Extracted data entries
────────
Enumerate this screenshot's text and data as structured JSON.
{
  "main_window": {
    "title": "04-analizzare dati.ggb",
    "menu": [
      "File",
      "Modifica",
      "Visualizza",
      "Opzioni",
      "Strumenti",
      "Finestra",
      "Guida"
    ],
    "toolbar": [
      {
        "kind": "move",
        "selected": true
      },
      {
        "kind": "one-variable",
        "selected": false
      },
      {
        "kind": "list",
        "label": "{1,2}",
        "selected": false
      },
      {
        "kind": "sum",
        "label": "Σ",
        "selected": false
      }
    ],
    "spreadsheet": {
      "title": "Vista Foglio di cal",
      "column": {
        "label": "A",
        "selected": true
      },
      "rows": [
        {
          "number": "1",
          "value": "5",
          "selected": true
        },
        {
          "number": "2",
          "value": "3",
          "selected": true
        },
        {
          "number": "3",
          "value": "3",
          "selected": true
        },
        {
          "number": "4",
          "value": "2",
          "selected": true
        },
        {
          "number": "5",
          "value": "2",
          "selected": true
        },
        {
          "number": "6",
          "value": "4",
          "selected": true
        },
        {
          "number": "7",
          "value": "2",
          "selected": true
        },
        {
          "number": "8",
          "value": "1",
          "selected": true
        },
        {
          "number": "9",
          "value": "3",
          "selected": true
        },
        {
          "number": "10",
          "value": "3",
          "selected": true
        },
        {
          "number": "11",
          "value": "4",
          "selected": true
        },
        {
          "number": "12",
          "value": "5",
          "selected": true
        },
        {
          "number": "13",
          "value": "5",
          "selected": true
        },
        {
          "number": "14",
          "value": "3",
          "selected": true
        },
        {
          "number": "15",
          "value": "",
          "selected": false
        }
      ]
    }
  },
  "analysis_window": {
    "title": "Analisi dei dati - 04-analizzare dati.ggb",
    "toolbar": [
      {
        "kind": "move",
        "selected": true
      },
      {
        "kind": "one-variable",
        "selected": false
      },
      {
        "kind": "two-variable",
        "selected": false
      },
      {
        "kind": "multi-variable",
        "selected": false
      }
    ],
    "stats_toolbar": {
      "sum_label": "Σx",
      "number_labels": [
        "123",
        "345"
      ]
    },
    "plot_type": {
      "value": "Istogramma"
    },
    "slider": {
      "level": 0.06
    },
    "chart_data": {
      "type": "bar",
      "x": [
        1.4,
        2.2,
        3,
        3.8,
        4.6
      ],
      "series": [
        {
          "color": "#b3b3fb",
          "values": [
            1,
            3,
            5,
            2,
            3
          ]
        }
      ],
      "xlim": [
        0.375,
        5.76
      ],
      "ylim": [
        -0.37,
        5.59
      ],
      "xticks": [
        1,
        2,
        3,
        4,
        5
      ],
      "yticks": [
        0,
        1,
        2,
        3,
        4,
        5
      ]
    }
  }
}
────────
**OBJECTIVE**
Reproduce each entry word for word.

**RESPONSE TO THIS EXERCISE**
Enumerate this screenshot's text and data as structured JSON.
{
  "main_window": {
    "title": "04-analizzare dati.ggb",
    "menu": [
      "File",
      "Modifica",
      "Visualizza",
      "Opzioni",
      "Strumenti",
      "Finestra",
      "Guida"
    ],
    "toolbar": [
      {
        "kind": "move",
        "selected": true
      },
      {
        "kind": "one-variable",
        "selected": false
      },
      {
        "kind": "list",
        "label": "{1,2}",
        "selected": false
      },
      {
        "kind": "sum",
        "label": "Σ",
        "selected": false
      }
    ],
    "spreadsheet": {
      "title": "Vista Foglio di cal",
      "column": {
        "label": "A",
        "selected": true
      },
      "rows": [
        {
          "number": "1",
          "value": "5",
          "selected": true
        },
        {
          "number": "2",
          "value": "3",
          "selected": true
        },
        {
          "number": "3",
          "value": "3",
          "selected": true
        },
        {
          "number": "4",
          "value": "2",
          "selected": true
        },
        {
          "number": "5",
          "value": "2",
          "selected": true
        },
        {
          "number": "6",
          "value": "4",
          "selected": true
        },
        {
          "number": "7",
          "value": "2",
          "selected": true
        },
        {
          "number": "8",
          "value": "1",
          "selected": true
        },
        {
          "number": "9",
          "value": "3",
          "selected": true
        },
        {
          "number": "10",
          "value": "3",
          "selected": true
        },
        {
          "number": "11",
          "value": "4",
          "selected": true
        },
        {
          "number": "12",
          "value": "5",
          "selected": true
        },
        {
          "number": "13",
          "value": "5",
          "selected": true
        },
        {
          "number": "14",
          "value": "3",
          "selected": true
        },
        {
          "number": "15",
          "value": "",
          "selected": false
        }
      ]
    }
  },
  "analysis_window": {
    "title": "Analisi dei dati - 04-analizzare dati.ggb",
    "toolbar": [
      {
        "kind": "move",
        "selected": true
      },
      {
        "kind": "one-variable",
        "selected": false
      },
      {
        "kind": "two-variable",
        "selected": false
      },
      {
        "kind": "multi-variable",
        "selected": false
      }
    ],
    "stats_toolbar": {
      "sum_label": "Σx",
      "number_labels": [
        "123",
        "345"
      ]
    },
    "plot_type": {
      "value": "Istogramma"
    },
    "slider": {
      "level": 0.06
    },
    "chart_data": {
      "type": "bar",
      "x": [
        1.4,
        2.2,
        3,
        3.8,
        4.6
      ],
      "series": [
        {
          "color": "#b3b3fb",
          "values": [
            1,
            3,
            5,
            2,
            3
          ]
        }
      ],
      "xlim": [
        0.375,
        5.76
      ],
      "ylim": [
        -0.37,
        5.59
      ],
      "xticks": [
        1,
        2,
        3,
        4,
        5
      ],
      "yticks": [
        0,
        1,
        2,
        3,
        4,
        5
      ]
    }
  }
}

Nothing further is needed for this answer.